SET PROBLEM>
Without the pictures, write out all the lines below exactly as they appear.

BEGIN THE DATA

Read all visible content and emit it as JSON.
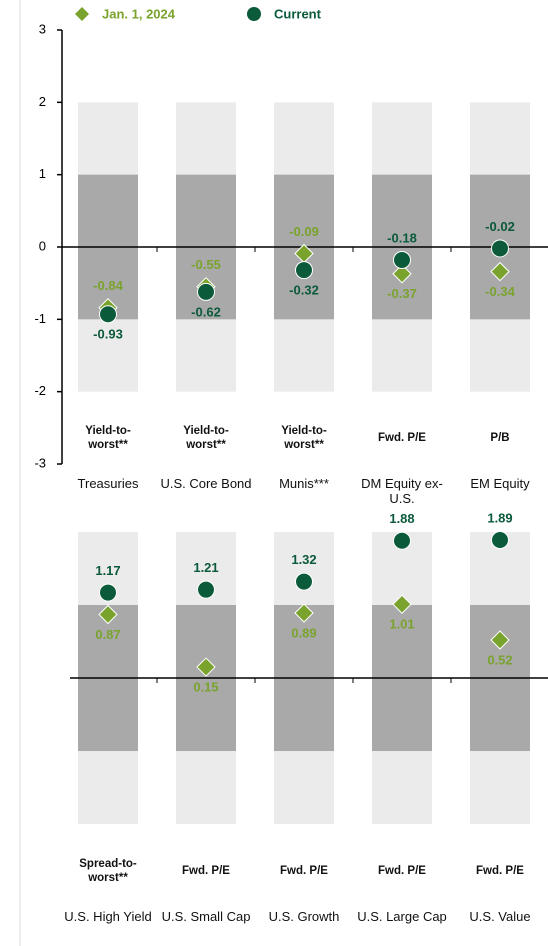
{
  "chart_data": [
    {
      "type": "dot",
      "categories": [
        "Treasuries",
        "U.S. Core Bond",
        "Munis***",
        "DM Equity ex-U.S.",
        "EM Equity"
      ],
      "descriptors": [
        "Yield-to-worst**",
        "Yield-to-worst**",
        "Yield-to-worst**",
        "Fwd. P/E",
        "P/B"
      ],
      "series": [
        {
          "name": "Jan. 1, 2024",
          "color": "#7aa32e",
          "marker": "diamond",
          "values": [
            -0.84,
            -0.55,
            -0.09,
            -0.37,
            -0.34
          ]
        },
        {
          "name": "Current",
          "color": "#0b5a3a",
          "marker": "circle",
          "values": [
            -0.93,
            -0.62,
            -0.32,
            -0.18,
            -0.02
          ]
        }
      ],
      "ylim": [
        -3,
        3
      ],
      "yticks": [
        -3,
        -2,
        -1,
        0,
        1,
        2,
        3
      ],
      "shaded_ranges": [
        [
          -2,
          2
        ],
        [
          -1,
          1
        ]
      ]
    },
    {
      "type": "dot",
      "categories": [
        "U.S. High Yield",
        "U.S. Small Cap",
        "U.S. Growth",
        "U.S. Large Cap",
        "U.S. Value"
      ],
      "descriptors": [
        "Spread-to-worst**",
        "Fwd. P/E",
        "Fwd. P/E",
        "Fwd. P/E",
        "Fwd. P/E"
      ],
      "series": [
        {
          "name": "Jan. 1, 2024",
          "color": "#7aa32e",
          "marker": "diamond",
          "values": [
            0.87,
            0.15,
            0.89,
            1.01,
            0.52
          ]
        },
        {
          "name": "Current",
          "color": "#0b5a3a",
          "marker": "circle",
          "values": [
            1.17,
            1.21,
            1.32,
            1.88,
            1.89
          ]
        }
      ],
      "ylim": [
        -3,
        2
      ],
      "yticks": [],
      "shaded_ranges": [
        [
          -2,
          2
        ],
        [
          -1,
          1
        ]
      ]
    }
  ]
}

END THE DATA

FULL OUTPUT>
Read all visible content and emit it as JSON.
{
  "chart_data": [
    {
      "type": "dot",
      "categories": [
        "Treasuries",
        "U.S. Core Bond",
        "Munis***",
        "DM Equity ex-U.S.",
        "EM Equity"
      ],
      "descriptors": [
        "Yield-to-worst**",
        "Yield-to-worst**",
        "Yield-to-worst**",
        "Fwd. P/E",
        "P/B"
      ],
      "series": [
        {
          "name": "Jan. 1, 2024",
          "color": "#7aa32e",
          "marker": "diamond",
          "values": [
            -0.84,
            -0.55,
            -0.09,
            -0.37,
            -0.34
          ]
        },
        {
          "name": "Current",
          "color": "#0b5a3a",
          "marker": "circle",
          "values": [
            -0.93,
            -0.62,
            -0.32,
            -0.18,
            -0.02
          ]
        }
      ],
      "ylim": [
        -3,
        3
      ],
      "yticks": [
        -3,
        -2,
        -1,
        0,
        1,
        2,
        3
      ],
      "shaded_ranges": [
        [
          -2,
          2
        ],
        [
          -1,
          1
        ]
      ]
    },
    {
      "type": "dot",
      "categories": [
        "U.S. High Yield",
        "U.S. Small Cap",
        "U.S. Growth",
        "U.S. Large Cap",
        "U.S. Value"
      ],
      "descriptors": [
        "Spread-to-worst**",
        "Fwd. P/E",
        "Fwd. P/E",
        "Fwd. P/E",
        "Fwd. P/E"
      ],
      "series": [
        {
          "name": "Jan. 1, 2024",
          "color": "#7aa32e",
          "marker": "diamond",
          "values": [
            0.87,
            0.15,
            0.89,
            1.01,
            0.52
          ]
        },
        {
          "name": "Current",
          "color": "#0b5a3a",
          "marker": "circle",
          "values": [
            1.17,
            1.21,
            1.32,
            1.88,
            1.89
          ]
        }
      ],
      "ylim": [
        -3,
        2
      ],
      "yticks": [],
      "shaded_ranges": [
        [
          -2,
          2
        ],
        [
          -1,
          1
        ]
      ]
    }
  ]
}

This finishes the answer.